• **EXERCISE GOAL**: Restate the records below word for word, and omit the images they hold.

• **SUPPLIED RECORDS**:
[START]

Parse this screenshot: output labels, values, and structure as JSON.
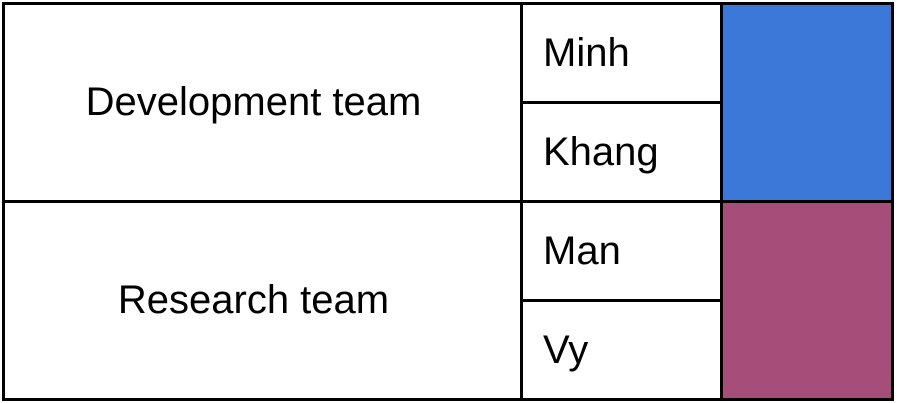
{
  "teams": [
    {
      "name": "Development team",
      "members": [
        "Minh",
        "Khang"
      ],
      "color": "#3c78d8"
    },
    {
      "name": "Research team",
      "members": [
        "Man",
        "Vy"
      ],
      "color": "#a64d79"
    }
  ]
}
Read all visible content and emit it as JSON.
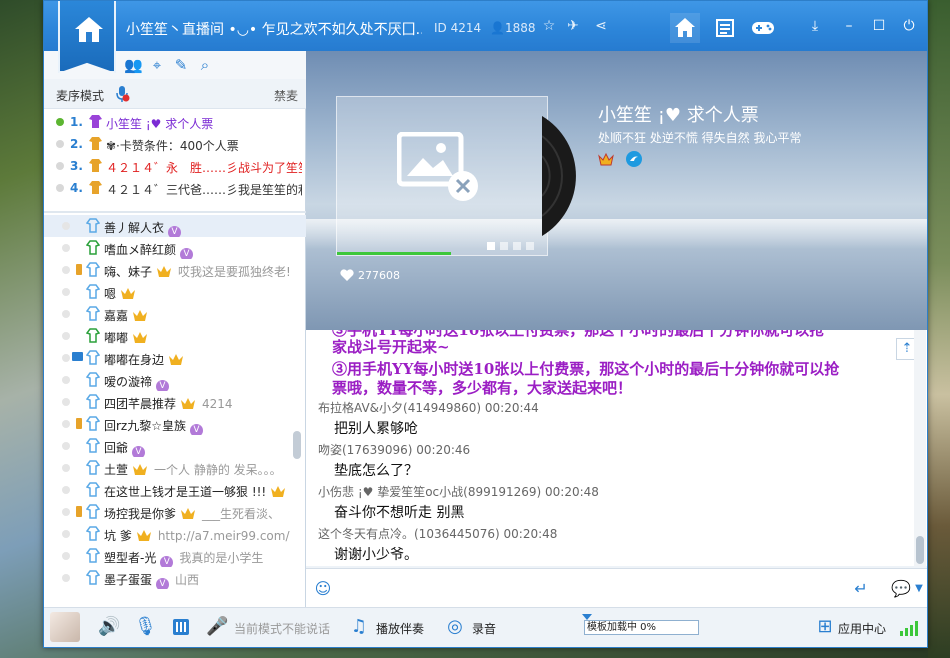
{
  "window": {
    "title": "小笙笙丶直播间 •◡• 乍见之欢不如久处不厌囗...",
    "id_label": "ID 4214",
    "user_count": "1888"
  },
  "left": {
    "mode_label": "麦序模式",
    "ban_label": "禁麦",
    "queue": [
      {
        "num": "1.",
        "text": "小笙笙 ¡♥ 求个人票",
        "color": "purple",
        "active": true
      },
      {
        "num": "2.",
        "text": "✾·卡赞条件：400个人票",
        "color": "dark",
        "active": false
      },
      {
        "num": "3.",
        "text": "４２１４゛永　胜……彡战斗为了笙笙々",
        "color": "red",
        "active": false
      },
      {
        "num": "4.",
        "text": "４２１４゛三代爸……彡我是笙笙的利刃",
        "color": "dark",
        "active": false
      }
    ],
    "members": [
      {
        "name": "善丿解人衣",
        "extra": "",
        "device": "",
        "badge": "v",
        "sel": true
      },
      {
        "name": "嗜血メ醉红颜",
        "extra": "",
        "device": "",
        "badge": "v",
        "sel": false
      },
      {
        "name": "嗨、妹子",
        "extra": "哎我这是要孤独终老!",
        "device": "phone",
        "badge": "crown",
        "sel": false
      },
      {
        "name": "嗯",
        "extra": "",
        "device": "",
        "badge": "crown",
        "sel": false
      },
      {
        "name": "嘉嘉",
        "extra": "",
        "device": "",
        "badge": "crown",
        "sel": false
      },
      {
        "name": "嘟嘟",
        "extra": "",
        "device": "",
        "badge": "crown",
        "sel": false
      },
      {
        "name": "嘟嘟在身边",
        "extra": "",
        "device": "pc",
        "badge": "crown",
        "sel": false
      },
      {
        "name": "嗳の漩禘",
        "extra": "",
        "device": "",
        "badge": "v",
        "sel": false
      },
      {
        "name": "四团芊晨推荐",
        "extra": "4214",
        "device": "",
        "badge": "crown",
        "sel": false
      },
      {
        "name": "回rz九黎☆皇族",
        "extra": "",
        "device": "phone",
        "badge": "v",
        "sel": false
      },
      {
        "name": "回爺",
        "extra": "",
        "device": "",
        "badge": "v",
        "sel": false
      },
      {
        "name": "土萱",
        "extra": "一个人 静静的 发呆。。。",
        "device": "",
        "badge": "crown",
        "sel": false
      },
      {
        "name": "在这世上钱才是王道一够狠 !!!",
        "extra": "",
        "device": "",
        "badge": "crown",
        "sel": false
      },
      {
        "name": "场控我是你爹",
        "extra": "___生死看淡、",
        "device": "phone",
        "badge": "crown",
        "sel": false
      },
      {
        "name": "坑  爹",
        "extra": "http://a7.meir99.com/",
        "device": "",
        "badge": "crown",
        "sel": false
      },
      {
        "name": "塑型者-光",
        "extra": "我真的是小学生",
        "device": "",
        "badge": "v",
        "sel": false
      },
      {
        "name": "墨子蛋蛋",
        "extra": "山西",
        "device": "",
        "badge": "v",
        "sel": false
      }
    ]
  },
  "stage": {
    "anchor_name": "小笙笙 ¡♥ 求个人票",
    "signature": "处顺不狂 处逆不慌 得失自然 我心平常",
    "likes": "277608"
  },
  "chat": {
    "announcement_1": "③手机YY每小时送10张以上付费票，那这个小时的最后十分钟你就可以抢",
    "announcement_1b": "家战斗号开起来~",
    "announcement_2": "③用手机YY每小时送10张以上付费票，那这个小时的最后十分钟你就可以抢",
    "announcement_2b": "票哦，数量不等，多少都有，大家送起来吧！",
    "messages": [
      {
        "sender": "布拉格AV&小夕(414949860) 00:20:44",
        "text": "把别人累够呛"
      },
      {
        "sender": "吻姿(17639096) 00:20:46",
        "text": "垫底怎么了？"
      },
      {
        "sender": "小伤悲 ¡♥  挚爱笙笙oc小战(899191269) 00:20:48",
        "text": "奋斗你不想听走 别黑"
      },
      {
        "sender": "这个冬天有点冷。(1036445076) 00:20:48",
        "text": "谢谢小少爷。"
      }
    ]
  },
  "bottom": {
    "mode_notice": "当前模式不能说话",
    "accompany_label": "播放伴奏",
    "record_label": "录音",
    "template_progress": "模板加载中 0%",
    "app_center_label": "应用中心"
  },
  "colors": {
    "accent": "#2a7fd0",
    "titlebar": "#2d86da",
    "announcement": "#9b1ec4"
  }
}
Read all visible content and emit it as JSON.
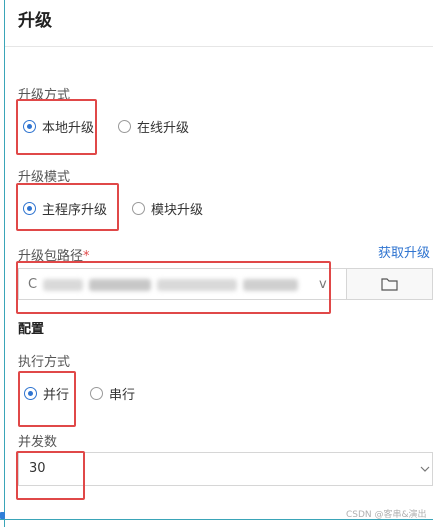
{
  "header": {
    "title": "升级"
  },
  "upgrade_method": {
    "label": "升级方式",
    "options": [
      {
        "label": "本地升级",
        "checked": true
      },
      {
        "label": "在线升级",
        "checked": false
      }
    ]
  },
  "upgrade_mode": {
    "label": "升级模式",
    "options": [
      {
        "label": "主程序升级",
        "checked": true
      },
      {
        "label": "模块升级",
        "checked": false
      }
    ]
  },
  "package_path": {
    "label": "升级包路径",
    "required_mark": "*",
    "fetch_link": "获取升级",
    "value_start": "C",
    "value_end": "v"
  },
  "config": {
    "section_title": "配置",
    "exec_label": "执行方式",
    "exec_options": [
      {
        "label": "并行",
        "checked": true
      },
      {
        "label": "串行",
        "checked": false
      }
    ],
    "concurrency_label": "并发数",
    "concurrency_value": "30"
  },
  "watermark": "CSDN @客串&演出",
  "colors": {
    "accent": "#2f74d0",
    "highlight": "#e04848",
    "frame": "#3aa5b8"
  }
}
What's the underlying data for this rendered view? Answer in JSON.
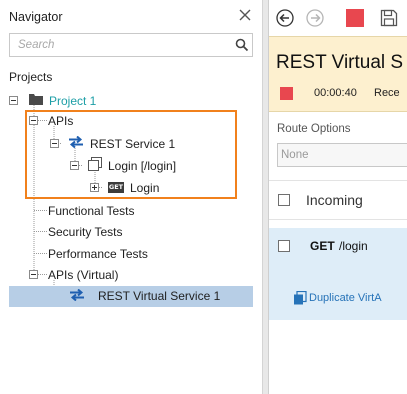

[END]

• **FINISHED EXERCISE**:
Parse this screenshot: output labels, values, and structure as JSON.
{
  "teams": [
    {
      "name": "Development team",
      "members": [
        "Minh",
        "Khang"
      ],
      "color": "#3c78d8"
    },
    {
      "name": "Research team",
      "members": [
        "Man",
        "Vy"
      ],
      "color": "#a64d79"
    }
  ]
}
Read all visible content and emit it as JSON.
{
  "window": {
    "title": "小笙笙丶直播间 •◡• 乍见之欢不如久处不厌囗...",
    "id_label": "ID 4214",
    "user_count": "1888"
  },
  "left": {
    "mode_label": "麦序模式",
    "ban_label": "禁麦",
    "queue": [
      {
        "num": "1.",
        "text": "小笙笙 ¡♥ 求个人票",
        "color": "purple",
        "active": true
      },
      {
        "num": "2.",
        "text": "✾·卡赞条件：400个人票",
        "color": "dark",
        "active": false
      },
      {
        "num": "3.",
        "text": "４２１４゛永　胜……彡战斗为了笙笙々",
        "color": "red",
        "active": false
      },
      {
        "num": "4.",
        "text": "４２１４゛三代爸……彡我是笙笙的利刃",
        "color": "dark",
        "active": false
      }
    ],
    "members": [
      {
        "name": "善丿解人衣",
        "extra": "",
        "device": "",
        "badge": "v",
        "sel": true
      },
      {
        "name": "嗜血メ醉红颜",
        "extra": "",
        "device": "",
        "badge": "v",
        "sel": false
      },
      {
        "name": "嗨、妹子",
        "extra": "哎我这是要孤独终老!",
        "device": "phone",
        "badge": "crown",
        "sel": false
      },
      {
        "name": "嗯",
        "extra": "",
        "device": "",
        "badge": "crown",
        "sel": false
      },
      {
        "name": "嘉嘉",
        "extra": "",
        "device": "",
        "badge": "crown",
        "sel": false
      },
      {
        "name": "嘟嘟",
        "extra": "",
        "device": "",
        "badge": "crown",
        "sel": false
      },
      {
        "name": "嘟嘟在身边",
        "extra": "",
        "device": "pc",
        "badge": "crown",
        "sel": false
      },
      {
        "name": "嗳の漩禘",
        "extra": "",
        "device": "",
        "badge": "v",
        "sel": false
      },
      {
        "name": "四团芊晨推荐",
        "extra": "4214",
        "device": "",
        "badge": "crown",
        "sel": false
      },
      {
        "name": "回rz九黎☆皇族",
        "extra": "",
        "device": "phone",
        "badge": "v",
        "sel": false
      },
      {
        "name": "回爺",
        "extra": "",
        "device": "",
        "badge": "v",
        "sel": false
      },
      {
        "name": "土萱",
        "extra": "一个人 静静的 发呆。。。",
        "device": "",
        "badge": "crown",
        "sel": false
      },
      {
        "name": "在这世上钱才是王道一够狠 !!!",
        "extra": "",
        "device": "",
        "badge": "crown",
        "sel": false
      },
      {
        "name": "场控我是你爹",
        "extra": "___生死看淡、",
        "device": "phone",
        "badge": "crown",
        "sel": false
      },
      {
        "name": "坑  爹",
        "extra": "http://a7.meir99.com/",
        "device": "",
        "badge": "crown",
        "sel": false
      },
      {
        "name": "塑型者-光",
        "extra": "我真的是小学生",
        "device": "",
        "badge": "v",
        "sel": false
      },
      {
        "name": "墨子蛋蛋",
        "extra": "山西",
        "device": "",
        "badge": "v",
        "sel": false
      }
    ]
  },
  "stage": {
    "anchor_name": "小笙笙 ¡♥ 求个人票",
    "signature": "处顺不狂 处逆不慌 得失自然 我心平常",
    "likes": "277608"
  },
  "chat": {
    "announcement_1": "③手机YY每小时送10张以上付费票，那这个小时的最后十分钟你就可以抢",
    "announcement_1b": "家战斗号开起来~",
    "announcement_2": "③用手机YY每小时送10张以上付费票，那这个小时的最后十分钟你就可以抢",
    "announcement_2b": "票哦，数量不等，多少都有，大家送起来吧！",
    "messages": [
      {
        "sender": "布拉格AV&小夕(414949860) 00:20:44",
        "text": "把别人累够呛"
      },
      {
        "sender": "吻姿(17639096) 00:20:46",
        "text": "垫底怎么了？"
      },
      {
        "sender": "小伤悲 ¡♥  挚爱笙笙oc小战(899191269) 00:20:48",
        "text": "奋斗你不想听走 别黑"
      },
      {
        "sender": "这个冬天有点冷。(1036445076) 00:20:48",
        "text": "谢谢小少爷。"
      }
    ]
  },
  "bottom": {
    "mode_notice": "当前模式不能说话",
    "accompany_label": "播放伴奏",
    "record_label": "录音",
    "template_progress": "模板加载中 0%",
    "app_center_label": "应用中心"
  },
  "colors": {
    "accent": "#2a7fd0",
    "titlebar": "#2d86da",
    "announcement": "#9b1ec4"
  }
}
Read all visible content and emit it as JSON.
{
  "header": {
    "title": "升级"
  },
  "upgrade_method": {
    "label": "升级方式",
    "options": [
      {
        "label": "本地升级",
        "checked": true
      },
      {
        "label": "在线升级",
        "checked": false
      }
    ]
  },
  "upgrade_mode": {
    "label": "升级模式",
    "options": [
      {
        "label": "主程序升级",
        "checked": true
      },
      {
        "label": "模块升级",
        "checked": false
      }
    ]
  },
  "package_path": {
    "label": "升级包路径",
    "required_mark": "*",
    "fetch_link": "获取升级",
    "value_start": "C",
    "value_end": "v"
  },
  "config": {
    "section_title": "配置",
    "exec_label": "执行方式",
    "exec_options": [
      {
        "label": "并行",
        "checked": true
      },
      {
        "label": "串行",
        "checked": false
      }
    ],
    "concurrency_label": "并发数",
    "concurrency_value": "30"
  },
  "watermark": "CSDN @客串&演出",
  "colors": {
    "accent": "#2f74d0",
    "highlight": "#e04848",
    "frame": "#3aa5b8"
  }
}
What's the underlying data for this rendered view? Answer in JSON.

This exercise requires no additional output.